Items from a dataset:
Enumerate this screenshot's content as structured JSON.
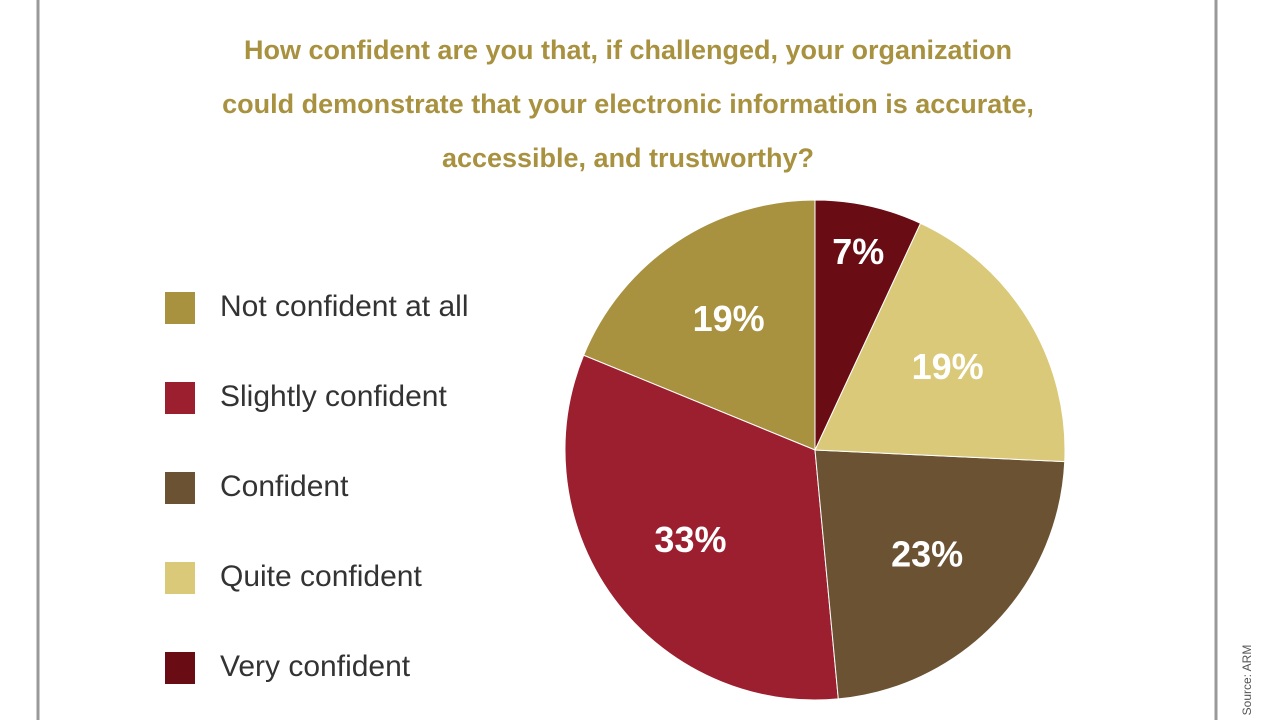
{
  "chart_data": {
    "type": "pie",
    "title": [
      "How confident are you that, if challenged, your organization",
      "could demonstrate that your electronic information is accurate,",
      "accessible, and trustworthy?"
    ],
    "categories": [
      "Not confident at all",
      "Slightly confident",
      "Confident",
      "Quite confident",
      "Very confident"
    ],
    "values": [
      19,
      33,
      23,
      19,
      7
    ],
    "value_labels": [
      "19%",
      "33%",
      "23%",
      "19%",
      "7%"
    ],
    "colors": [
      "#a8913f",
      "#9b1f2e",
      "#6b5233",
      "#d9c978",
      "#6a0c14"
    ],
    "source": "Source: ARM"
  }
}
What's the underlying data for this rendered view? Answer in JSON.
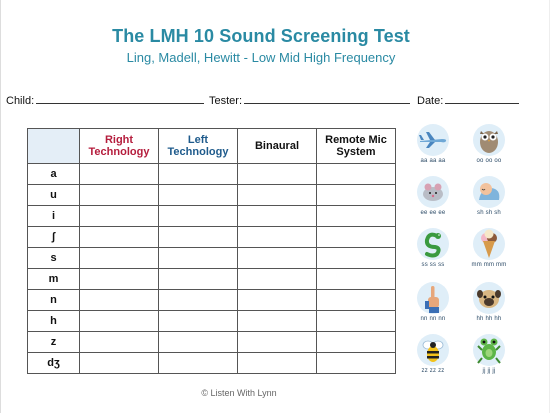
{
  "header": {
    "title": "The LMH 10 Sound Screening Test",
    "subtitle": "Ling, Madell, Hewitt - Low Mid High Frequency"
  },
  "fields": {
    "child_label": "Child:",
    "tester_label": "Tester:",
    "date_label": "Date:"
  },
  "table": {
    "columns": [
      "Right Technology",
      "Left Technology",
      "Binaural",
      "Remote Mic System"
    ],
    "sounds": [
      "a",
      "u",
      "i",
      "ʃ",
      "s",
      "m",
      "n",
      "h",
      "z",
      "dʒ"
    ]
  },
  "pictures": [
    {
      "icon": "airplane-icon",
      "caption": "aa aa aa"
    },
    {
      "icon": "owl-icon",
      "caption": "oo oo oo"
    },
    {
      "icon": "mouse-icon",
      "caption": "ee ee ee"
    },
    {
      "icon": "baby-sleeping-icon",
      "caption": "sh sh sh"
    },
    {
      "icon": "snake-icon",
      "caption": "ss ss ss"
    },
    {
      "icon": "ice-cream-icon",
      "caption": "mm mm mm"
    },
    {
      "icon": "hand-no-icon",
      "caption": "nn nn nn"
    },
    {
      "icon": "pug-dog-icon",
      "caption": "hh hh hh"
    },
    {
      "icon": "bee-icon",
      "caption": "zz zz zz"
    },
    {
      "icon": "frog-icon",
      "caption": "jj jj jj"
    }
  ],
  "footer": {
    "text": "© Listen With Lynn"
  },
  "colors": {
    "title": "#2a8aa3",
    "right_header": "#b51d3d",
    "left_header": "#1f5b8c",
    "corner_fill": "#e4eef7"
  }
}
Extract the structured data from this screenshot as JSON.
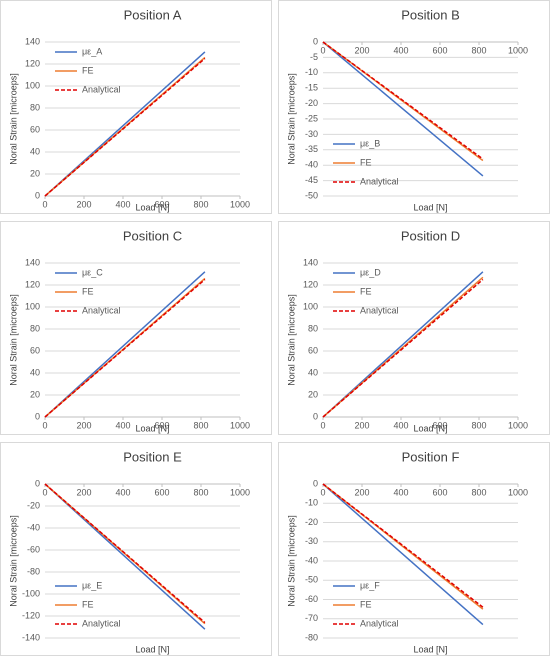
{
  "chart_data": [
    {
      "type": "line",
      "title": "Position A",
      "x_label": "Load [N]",
      "y_label": "Noral Strain [microeps]",
      "grid": true,
      "legend": "upper left",
      "x": [
        0,
        820
      ],
      "xlim": [
        0,
        1000
      ],
      "xticks": [
        0,
        200,
        400,
        600,
        800,
        1000
      ],
      "ylim": [
        0,
        140
      ],
      "yticks": [
        0,
        20,
        40,
        60,
        80,
        100,
        120,
        140
      ],
      "series": [
        {
          "name": "με_A",
          "color": "#4472c4",
          "linestyle": "solid",
          "values": [
            0,
            131
          ]
        },
        {
          "name": "FE",
          "color": "#ed7d31",
          "linestyle": "solid",
          "values": [
            0,
            126
          ]
        },
        {
          "name": "Analytical",
          "color": "#e00000",
          "linestyle": "dashed",
          "values": [
            0,
            125
          ]
        }
      ]
    },
    {
      "type": "line",
      "title": "Position B",
      "x_label": "Load [N]",
      "y_label": "Noral Strain [microeps]",
      "grid": true,
      "legend": "lower left",
      "x": [
        0,
        820
      ],
      "xlim": [
        0,
        1000
      ],
      "xticks": [
        0,
        200,
        400,
        600,
        800,
        1000
      ],
      "ylim": [
        -50,
        0
      ],
      "yticks": [
        0,
        -5,
        -10,
        -15,
        -20,
        -25,
        -30,
        -35,
        -40,
        -45,
        -50
      ],
      "series": [
        {
          "name": "με_B",
          "color": "#4472c4",
          "linestyle": "solid",
          "values": [
            0,
            -43.5
          ]
        },
        {
          "name": "FE",
          "color": "#ed7d31",
          "linestyle": "solid",
          "values": [
            0,
            -38.5
          ]
        },
        {
          "name": "Analytical",
          "color": "#e00000",
          "linestyle": "dashed",
          "values": [
            0,
            -38
          ]
        }
      ]
    },
    {
      "type": "line",
      "title": "Position C",
      "x_label": "Load [N]",
      "y_label": "Noral Strain [microeps]",
      "grid": true,
      "legend": "upper left",
      "x": [
        0,
        820
      ],
      "xlim": [
        0,
        1000
      ],
      "xticks": [
        0,
        200,
        400,
        600,
        800,
        1000
      ],
      "ylim": [
        0,
        140
      ],
      "yticks": [
        0,
        20,
        40,
        60,
        80,
        100,
        120,
        140
      ],
      "series": [
        {
          "name": "με_C",
          "color": "#4472c4",
          "linestyle": "solid",
          "values": [
            0,
            132
          ]
        },
        {
          "name": "FE",
          "color": "#ed7d31",
          "linestyle": "solid",
          "values": [
            0,
            126
          ]
        },
        {
          "name": "Analytical",
          "color": "#e00000",
          "linestyle": "dashed",
          "values": [
            0,
            125
          ]
        }
      ]
    },
    {
      "type": "line",
      "title": "Position D",
      "x_label": "Load [N]",
      "y_label": "Noral Strain [microeps]",
      "grid": true,
      "legend": "upper left",
      "x": [
        0,
        820
      ],
      "xlim": [
        0,
        1000
      ],
      "xticks": [
        0,
        200,
        400,
        600,
        800,
        1000
      ],
      "ylim": [
        0,
        140
      ],
      "yticks": [
        0,
        20,
        40,
        60,
        80,
        100,
        120,
        140
      ],
      "series": [
        {
          "name": "με_D",
          "color": "#4472c4",
          "linestyle": "solid",
          "values": [
            0,
            132
          ]
        },
        {
          "name": "FE",
          "color": "#ed7d31",
          "linestyle": "solid",
          "values": [
            0,
            127
          ]
        },
        {
          "name": "Analytical",
          "color": "#e00000",
          "linestyle": "dashed",
          "values": [
            0,
            125
          ]
        }
      ]
    },
    {
      "type": "line",
      "title": "Position E",
      "x_label": "Load [N]",
      "y_label": "Noral Strain [microeps]",
      "grid": true,
      "legend": "lower left",
      "x": [
        0,
        820
      ],
      "xlim": [
        0,
        1000
      ],
      "xticks": [
        0,
        200,
        400,
        600,
        800,
        1000
      ],
      "ylim": [
        -140,
        0
      ],
      "yticks": [
        0,
        -20,
        -40,
        -60,
        -80,
        -100,
        -120,
        -140
      ],
      "series": [
        {
          "name": "με_E",
          "color": "#4472c4",
          "linestyle": "solid",
          "values": [
            0,
            -132
          ]
        },
        {
          "name": "FE",
          "color": "#ed7d31",
          "linestyle": "solid",
          "values": [
            0,
            -127
          ]
        },
        {
          "name": "Analytical",
          "color": "#e00000",
          "linestyle": "dashed",
          "values": [
            0,
            -126
          ]
        }
      ]
    },
    {
      "type": "line",
      "title": "Position F",
      "x_label": "Load [N]",
      "y_label": "Noral Strain [microeps]",
      "grid": true,
      "legend": "lower left",
      "x": [
        0,
        820
      ],
      "xlim": [
        0,
        1000
      ],
      "xticks": [
        0,
        200,
        400,
        600,
        800,
        1000
      ],
      "ylim": [
        -80,
        0
      ],
      "yticks": [
        0,
        -10,
        -20,
        -30,
        -40,
        -50,
        -60,
        -70,
        -80
      ],
      "series": [
        {
          "name": "με_F",
          "color": "#4472c4",
          "linestyle": "solid",
          "values": [
            0,
            -73
          ]
        },
        {
          "name": "FE",
          "color": "#ed7d31",
          "linestyle": "solid",
          "values": [
            0,
            -65
          ]
        },
        {
          "name": "Analytical",
          "color": "#e00000",
          "linestyle": "dashed",
          "values": [
            0,
            -64
          ]
        }
      ]
    }
  ]
}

» **Task prompt**
From the listing above, return each line with the word "screenshot".

» **Solution to the exercise**
Enumerate this screenshot's content as structured JSON.
Extract the structured data from this screenshot as JSON.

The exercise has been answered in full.